(Problem details) For the data below, work out how many lines include the string "Extract" and report only the number.

═══ Record list

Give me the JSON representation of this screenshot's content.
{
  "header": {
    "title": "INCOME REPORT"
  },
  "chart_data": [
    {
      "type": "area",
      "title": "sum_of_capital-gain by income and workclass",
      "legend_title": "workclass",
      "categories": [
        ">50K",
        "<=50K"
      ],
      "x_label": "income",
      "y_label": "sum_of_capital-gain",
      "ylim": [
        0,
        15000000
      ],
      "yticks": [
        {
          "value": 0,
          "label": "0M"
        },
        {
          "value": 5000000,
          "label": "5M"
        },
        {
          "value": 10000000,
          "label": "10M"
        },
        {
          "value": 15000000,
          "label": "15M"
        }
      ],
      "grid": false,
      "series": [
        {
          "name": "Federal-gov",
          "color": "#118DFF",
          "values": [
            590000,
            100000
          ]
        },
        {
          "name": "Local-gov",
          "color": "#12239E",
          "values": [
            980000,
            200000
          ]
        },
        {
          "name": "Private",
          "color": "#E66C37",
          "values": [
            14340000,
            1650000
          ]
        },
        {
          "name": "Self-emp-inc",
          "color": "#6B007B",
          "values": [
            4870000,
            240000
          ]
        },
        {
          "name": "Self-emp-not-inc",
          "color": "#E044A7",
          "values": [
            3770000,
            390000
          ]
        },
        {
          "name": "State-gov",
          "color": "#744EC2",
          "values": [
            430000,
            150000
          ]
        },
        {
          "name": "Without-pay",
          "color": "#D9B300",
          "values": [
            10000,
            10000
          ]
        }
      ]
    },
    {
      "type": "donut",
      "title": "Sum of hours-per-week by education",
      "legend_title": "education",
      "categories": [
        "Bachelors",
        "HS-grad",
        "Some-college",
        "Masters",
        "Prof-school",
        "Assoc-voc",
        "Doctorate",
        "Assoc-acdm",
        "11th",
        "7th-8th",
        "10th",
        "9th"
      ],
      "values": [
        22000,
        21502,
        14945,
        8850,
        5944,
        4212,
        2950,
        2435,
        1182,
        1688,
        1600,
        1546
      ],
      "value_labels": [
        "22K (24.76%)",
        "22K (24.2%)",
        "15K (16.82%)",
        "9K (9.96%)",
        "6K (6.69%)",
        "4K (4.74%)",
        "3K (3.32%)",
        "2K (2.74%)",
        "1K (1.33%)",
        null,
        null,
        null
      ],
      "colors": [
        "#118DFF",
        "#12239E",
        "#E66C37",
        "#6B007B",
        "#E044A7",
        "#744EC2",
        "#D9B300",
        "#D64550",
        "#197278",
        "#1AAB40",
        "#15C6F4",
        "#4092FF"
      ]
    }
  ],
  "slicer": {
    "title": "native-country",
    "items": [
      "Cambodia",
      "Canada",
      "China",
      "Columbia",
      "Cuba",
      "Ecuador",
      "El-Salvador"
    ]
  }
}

══════
═══ Record list

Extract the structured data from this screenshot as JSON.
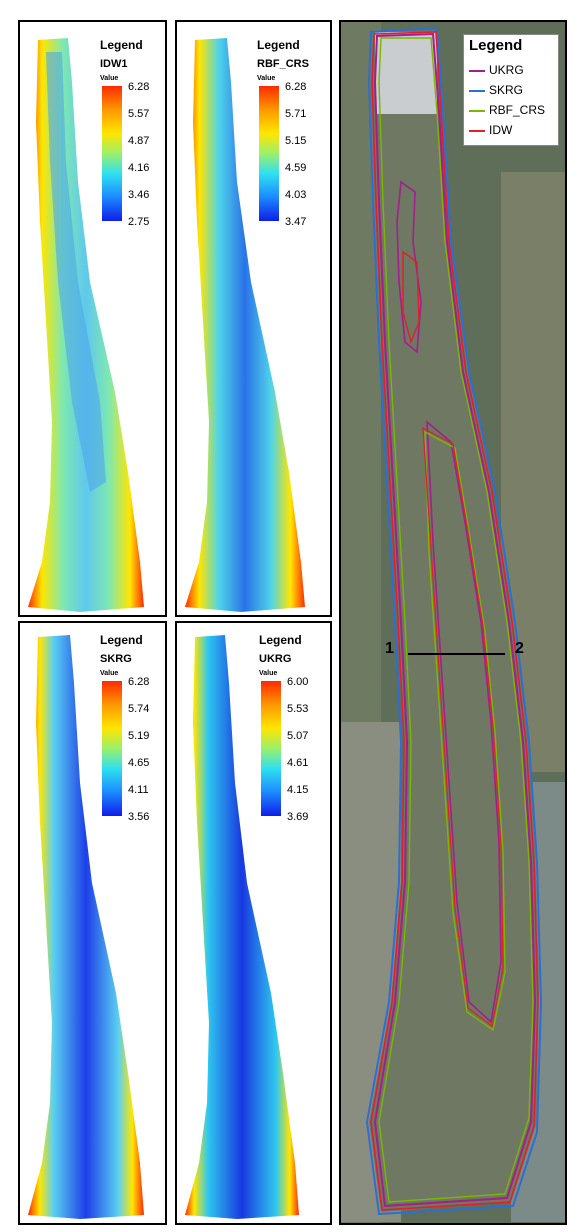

══════
═══ Record list

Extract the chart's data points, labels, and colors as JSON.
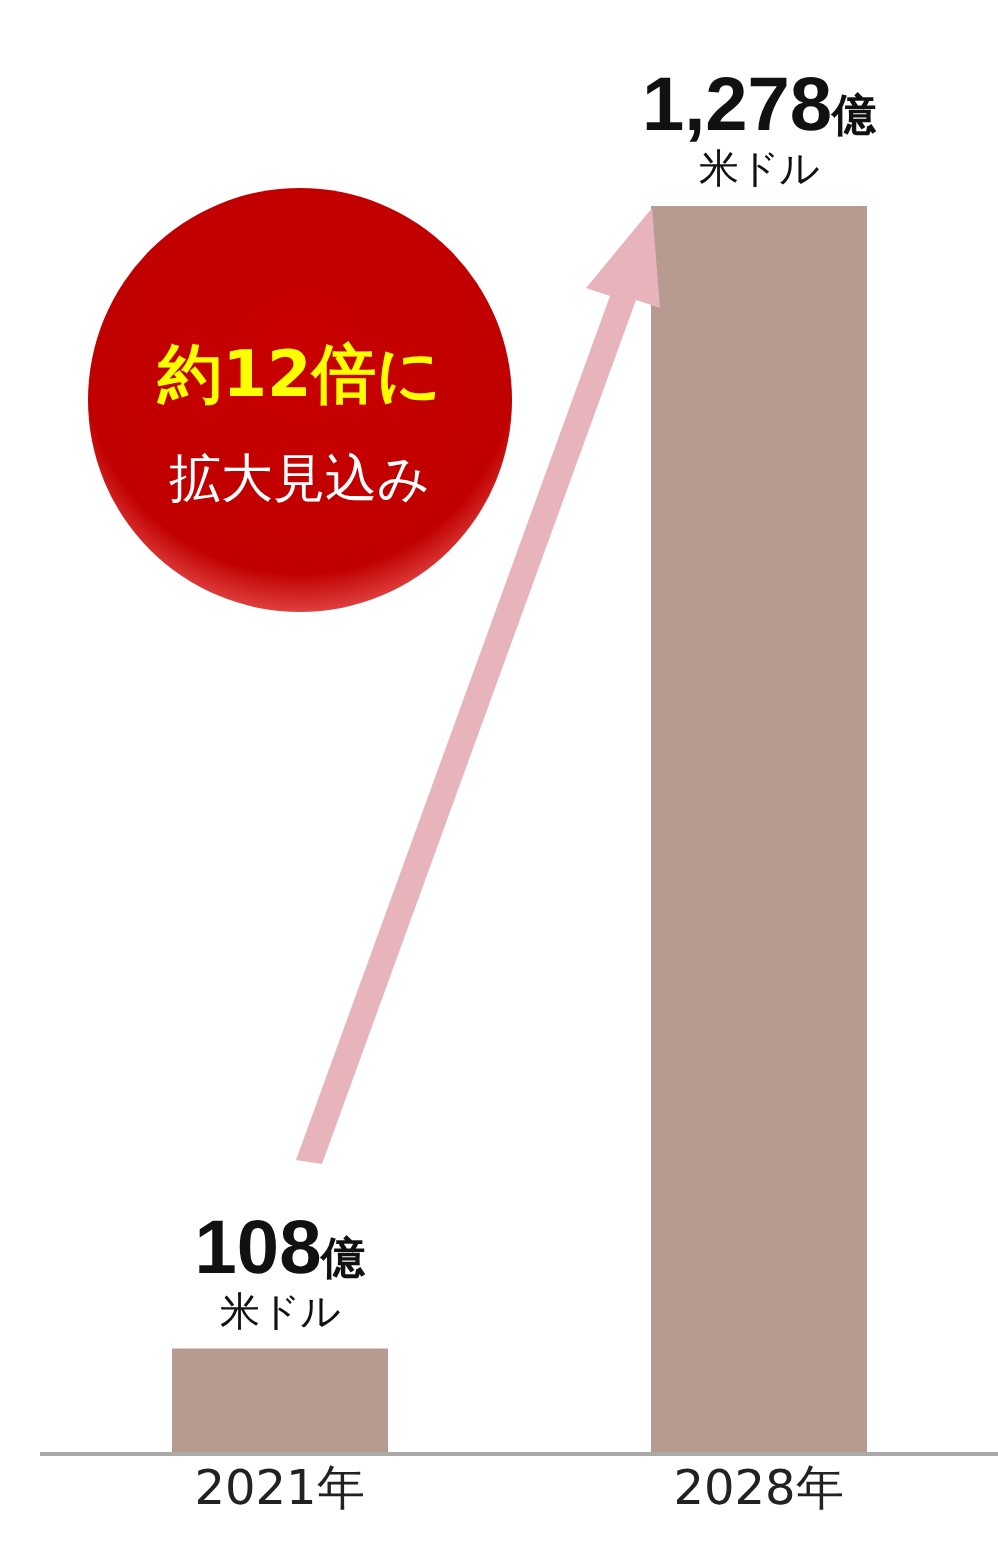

══════

(Finished exercise) 2